(Required task)
Restate the full set of records exactly, without adding or dropping a word.

(Data entries)
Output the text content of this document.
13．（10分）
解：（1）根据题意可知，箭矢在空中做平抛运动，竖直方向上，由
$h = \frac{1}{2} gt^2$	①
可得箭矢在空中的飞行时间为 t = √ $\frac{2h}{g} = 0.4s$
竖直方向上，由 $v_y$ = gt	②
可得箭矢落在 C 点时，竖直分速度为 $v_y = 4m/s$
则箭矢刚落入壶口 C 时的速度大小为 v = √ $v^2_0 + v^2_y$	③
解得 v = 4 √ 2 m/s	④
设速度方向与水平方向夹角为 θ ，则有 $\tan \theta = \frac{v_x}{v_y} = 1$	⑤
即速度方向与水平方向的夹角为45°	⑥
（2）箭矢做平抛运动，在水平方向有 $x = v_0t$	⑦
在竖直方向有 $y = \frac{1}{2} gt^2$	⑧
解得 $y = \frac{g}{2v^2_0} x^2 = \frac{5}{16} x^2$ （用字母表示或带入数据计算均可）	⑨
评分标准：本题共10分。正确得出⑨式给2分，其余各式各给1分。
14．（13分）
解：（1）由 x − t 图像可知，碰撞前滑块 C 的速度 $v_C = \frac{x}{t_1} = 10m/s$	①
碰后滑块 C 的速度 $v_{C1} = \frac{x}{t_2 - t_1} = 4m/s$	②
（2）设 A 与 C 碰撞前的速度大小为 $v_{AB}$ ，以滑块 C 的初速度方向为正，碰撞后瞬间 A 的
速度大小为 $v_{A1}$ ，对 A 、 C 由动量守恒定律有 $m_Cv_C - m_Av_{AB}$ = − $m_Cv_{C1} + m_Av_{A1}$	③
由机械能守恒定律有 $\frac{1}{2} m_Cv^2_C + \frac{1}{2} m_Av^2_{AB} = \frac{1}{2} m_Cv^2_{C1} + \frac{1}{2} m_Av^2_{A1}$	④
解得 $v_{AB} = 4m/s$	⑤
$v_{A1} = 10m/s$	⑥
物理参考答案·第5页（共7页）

(Result)
Output the text content of this document.
13．（10分）
解：（1）根据题意可知，箭矢在空中做平抛运动，竖直方向上，由
$h = \frac{1}{2} gt^2$	①
可得箭矢在空中的飞行时间为 t = √ $\frac{2h}{g} = 0.4s$
竖直方向上，由 $v_y$ = gt	②
可得箭矢落在 C 点时，竖直分速度为 $v_y = 4m/s$
则箭矢刚落入壶口 C 时的速度大小为 v = √ $v^2_0 + v^2_y$	③
解得 v = 4 √ 2 m/s	④
设速度方向与水平方向夹角为 θ ，则有 $\tan \theta = \frac{v_x}{v_y} = 1$	⑤
即速度方向与水平方向的夹角为45°	⑥
（2）箭矢做平抛运动，在水平方向有 $x = v_0t$	⑦
在竖直方向有 $y = \frac{1}{2} gt^2$	⑧
解得 $y = \frac{g}{2v^2_0} x^2 = \frac{5}{16} x^2$ （用字母表示或带入数据计算均可）	⑨
评分标准：本题共10分。正确得出⑨式给2分，其余各式各给1分。
14．（13分）
解：（1）由 x − t 图像可知，碰撞前滑块 C 的速度 $v_C = \frac{x}{t_1} = 10m/s$	①
碰后滑块 C 的速度 $v_{C1} = \frac{x}{t_2 - t_1} = 4m/s$	②
（2）设 A 与 C 碰撞前的速度大小为 $v_{AB}$ ，以滑块 C 的初速度方向为正，碰撞后瞬间 A 的
速度大小为 $v_{A1}$ ，对 A 、 C 由动量守恒定律有 $m_Cv_C - m_Av_{AB}$ = − $m_Cv_{C1} + m_Av_{A1}$	③
由机械能守恒定律有 $\frac{1}{2} m_Cv^2_C + \frac{1}{2} m_Av^2_{AB} = \frac{1}{2} m_Cv^2_{C1} + \frac{1}{2} m_Av^2_{A1}$	④
解得 $v_{AB} = 4m/s$	⑤
$v_{A1} = 10m/s$	⑥
物理参考答案·第5页（共7页）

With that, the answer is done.